What the exercise asks — How many lines of the material contain the string "kommunale"? Letter case counts. Reply with the number alone.
○ ○ ○
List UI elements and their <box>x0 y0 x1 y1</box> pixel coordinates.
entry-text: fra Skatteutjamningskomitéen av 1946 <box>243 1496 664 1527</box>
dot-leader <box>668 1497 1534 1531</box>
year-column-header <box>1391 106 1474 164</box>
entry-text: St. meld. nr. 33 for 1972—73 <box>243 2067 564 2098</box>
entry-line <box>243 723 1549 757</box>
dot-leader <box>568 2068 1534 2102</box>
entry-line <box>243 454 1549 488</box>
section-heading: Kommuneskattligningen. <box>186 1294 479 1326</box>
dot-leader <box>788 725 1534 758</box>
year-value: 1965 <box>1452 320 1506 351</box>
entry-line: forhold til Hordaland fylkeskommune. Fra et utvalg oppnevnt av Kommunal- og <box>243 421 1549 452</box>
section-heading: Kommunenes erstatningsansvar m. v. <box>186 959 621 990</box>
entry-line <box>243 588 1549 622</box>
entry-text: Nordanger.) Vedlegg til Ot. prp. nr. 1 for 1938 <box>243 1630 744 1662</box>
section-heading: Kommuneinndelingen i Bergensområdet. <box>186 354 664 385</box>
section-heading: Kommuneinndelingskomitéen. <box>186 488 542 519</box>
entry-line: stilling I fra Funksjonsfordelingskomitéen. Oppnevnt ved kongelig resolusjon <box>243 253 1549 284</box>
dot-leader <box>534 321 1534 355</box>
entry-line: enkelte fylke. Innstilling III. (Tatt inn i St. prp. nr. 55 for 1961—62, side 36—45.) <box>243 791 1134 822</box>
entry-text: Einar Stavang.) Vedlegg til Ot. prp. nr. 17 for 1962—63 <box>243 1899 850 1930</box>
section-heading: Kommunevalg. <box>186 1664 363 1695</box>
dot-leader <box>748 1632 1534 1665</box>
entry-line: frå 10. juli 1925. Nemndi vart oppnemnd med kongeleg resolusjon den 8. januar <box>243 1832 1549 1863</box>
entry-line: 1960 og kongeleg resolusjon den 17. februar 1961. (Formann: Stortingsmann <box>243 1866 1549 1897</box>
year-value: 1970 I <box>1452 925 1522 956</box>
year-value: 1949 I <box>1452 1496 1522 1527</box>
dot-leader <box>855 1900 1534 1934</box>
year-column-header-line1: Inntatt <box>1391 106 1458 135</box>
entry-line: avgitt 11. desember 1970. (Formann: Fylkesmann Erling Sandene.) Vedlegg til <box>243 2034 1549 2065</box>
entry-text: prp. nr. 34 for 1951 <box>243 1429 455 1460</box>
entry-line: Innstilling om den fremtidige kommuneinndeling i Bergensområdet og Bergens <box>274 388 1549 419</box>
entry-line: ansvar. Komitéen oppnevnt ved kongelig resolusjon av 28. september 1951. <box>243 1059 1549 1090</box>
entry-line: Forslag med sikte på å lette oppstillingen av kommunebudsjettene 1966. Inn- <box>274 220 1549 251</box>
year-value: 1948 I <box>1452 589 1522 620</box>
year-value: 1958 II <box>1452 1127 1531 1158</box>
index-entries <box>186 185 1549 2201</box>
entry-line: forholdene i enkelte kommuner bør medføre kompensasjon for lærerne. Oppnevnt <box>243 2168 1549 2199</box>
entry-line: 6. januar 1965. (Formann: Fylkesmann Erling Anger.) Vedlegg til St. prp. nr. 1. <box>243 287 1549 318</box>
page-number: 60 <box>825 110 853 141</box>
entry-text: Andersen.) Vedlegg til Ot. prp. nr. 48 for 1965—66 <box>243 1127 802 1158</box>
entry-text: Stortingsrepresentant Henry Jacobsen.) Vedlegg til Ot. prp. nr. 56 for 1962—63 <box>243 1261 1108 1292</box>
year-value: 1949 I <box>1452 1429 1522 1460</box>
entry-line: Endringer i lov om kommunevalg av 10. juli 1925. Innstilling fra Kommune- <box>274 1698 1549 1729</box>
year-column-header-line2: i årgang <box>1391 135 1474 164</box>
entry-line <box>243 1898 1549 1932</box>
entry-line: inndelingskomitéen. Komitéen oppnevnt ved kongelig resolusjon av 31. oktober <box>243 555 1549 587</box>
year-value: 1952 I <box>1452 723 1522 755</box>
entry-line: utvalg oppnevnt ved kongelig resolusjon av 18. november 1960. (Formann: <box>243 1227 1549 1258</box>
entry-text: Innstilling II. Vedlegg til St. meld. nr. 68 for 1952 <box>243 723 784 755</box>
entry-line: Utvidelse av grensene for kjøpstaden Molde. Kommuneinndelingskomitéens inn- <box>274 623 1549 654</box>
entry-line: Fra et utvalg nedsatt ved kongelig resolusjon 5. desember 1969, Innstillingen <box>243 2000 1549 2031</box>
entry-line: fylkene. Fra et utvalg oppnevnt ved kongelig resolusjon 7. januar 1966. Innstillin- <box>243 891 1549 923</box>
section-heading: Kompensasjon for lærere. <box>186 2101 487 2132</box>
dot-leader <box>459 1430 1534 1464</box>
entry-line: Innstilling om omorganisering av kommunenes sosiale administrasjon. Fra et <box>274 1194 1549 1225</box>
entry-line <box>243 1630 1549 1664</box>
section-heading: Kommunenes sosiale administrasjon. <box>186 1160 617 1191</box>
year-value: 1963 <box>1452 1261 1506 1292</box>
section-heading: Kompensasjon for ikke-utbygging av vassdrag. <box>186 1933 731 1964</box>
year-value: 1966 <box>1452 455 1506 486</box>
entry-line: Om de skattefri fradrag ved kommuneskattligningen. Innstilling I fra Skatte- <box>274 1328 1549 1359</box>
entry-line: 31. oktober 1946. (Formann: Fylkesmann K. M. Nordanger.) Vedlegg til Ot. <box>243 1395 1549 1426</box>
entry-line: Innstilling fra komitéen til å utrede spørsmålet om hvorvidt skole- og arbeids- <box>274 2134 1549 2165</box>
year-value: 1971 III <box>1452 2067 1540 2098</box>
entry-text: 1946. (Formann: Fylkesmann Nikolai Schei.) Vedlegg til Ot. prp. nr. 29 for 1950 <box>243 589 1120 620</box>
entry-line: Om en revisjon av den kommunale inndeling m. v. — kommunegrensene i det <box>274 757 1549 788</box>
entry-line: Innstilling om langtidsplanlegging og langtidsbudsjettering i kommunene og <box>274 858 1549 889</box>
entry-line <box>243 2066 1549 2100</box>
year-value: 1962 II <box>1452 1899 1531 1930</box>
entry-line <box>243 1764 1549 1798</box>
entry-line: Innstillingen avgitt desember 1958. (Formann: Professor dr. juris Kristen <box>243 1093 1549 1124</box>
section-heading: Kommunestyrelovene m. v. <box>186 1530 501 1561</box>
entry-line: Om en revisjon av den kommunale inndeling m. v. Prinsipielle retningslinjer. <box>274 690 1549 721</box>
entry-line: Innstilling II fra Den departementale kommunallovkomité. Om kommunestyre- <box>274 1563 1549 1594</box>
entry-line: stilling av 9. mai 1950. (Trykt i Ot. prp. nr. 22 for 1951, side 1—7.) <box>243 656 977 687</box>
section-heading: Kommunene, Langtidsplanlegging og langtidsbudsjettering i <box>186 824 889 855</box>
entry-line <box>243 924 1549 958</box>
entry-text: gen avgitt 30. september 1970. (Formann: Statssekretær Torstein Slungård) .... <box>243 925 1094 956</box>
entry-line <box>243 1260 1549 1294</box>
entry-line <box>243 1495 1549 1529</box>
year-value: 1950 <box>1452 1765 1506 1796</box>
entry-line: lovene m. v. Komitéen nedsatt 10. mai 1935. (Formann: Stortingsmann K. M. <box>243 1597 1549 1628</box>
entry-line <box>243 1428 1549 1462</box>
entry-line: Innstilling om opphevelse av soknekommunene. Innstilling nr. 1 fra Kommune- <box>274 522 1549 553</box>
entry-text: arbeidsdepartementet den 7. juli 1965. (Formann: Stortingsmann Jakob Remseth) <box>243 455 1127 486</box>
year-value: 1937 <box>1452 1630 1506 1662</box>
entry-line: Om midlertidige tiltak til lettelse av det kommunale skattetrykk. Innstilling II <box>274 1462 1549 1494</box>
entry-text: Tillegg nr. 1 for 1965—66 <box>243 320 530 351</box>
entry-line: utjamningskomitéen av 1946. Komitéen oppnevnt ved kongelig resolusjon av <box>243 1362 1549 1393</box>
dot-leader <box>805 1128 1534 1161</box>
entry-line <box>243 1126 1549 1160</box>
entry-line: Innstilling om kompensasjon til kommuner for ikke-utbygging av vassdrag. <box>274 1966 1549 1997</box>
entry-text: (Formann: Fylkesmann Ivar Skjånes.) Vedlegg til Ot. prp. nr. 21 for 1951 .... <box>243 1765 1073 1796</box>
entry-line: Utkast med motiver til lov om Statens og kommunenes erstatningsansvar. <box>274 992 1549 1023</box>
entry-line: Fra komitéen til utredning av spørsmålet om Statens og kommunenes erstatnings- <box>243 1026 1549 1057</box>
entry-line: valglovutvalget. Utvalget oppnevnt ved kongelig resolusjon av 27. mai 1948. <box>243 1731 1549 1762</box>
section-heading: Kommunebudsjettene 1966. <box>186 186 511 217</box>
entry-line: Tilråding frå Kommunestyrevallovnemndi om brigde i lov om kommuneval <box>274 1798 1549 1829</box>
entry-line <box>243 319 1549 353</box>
○ ○ ○
Answer — 3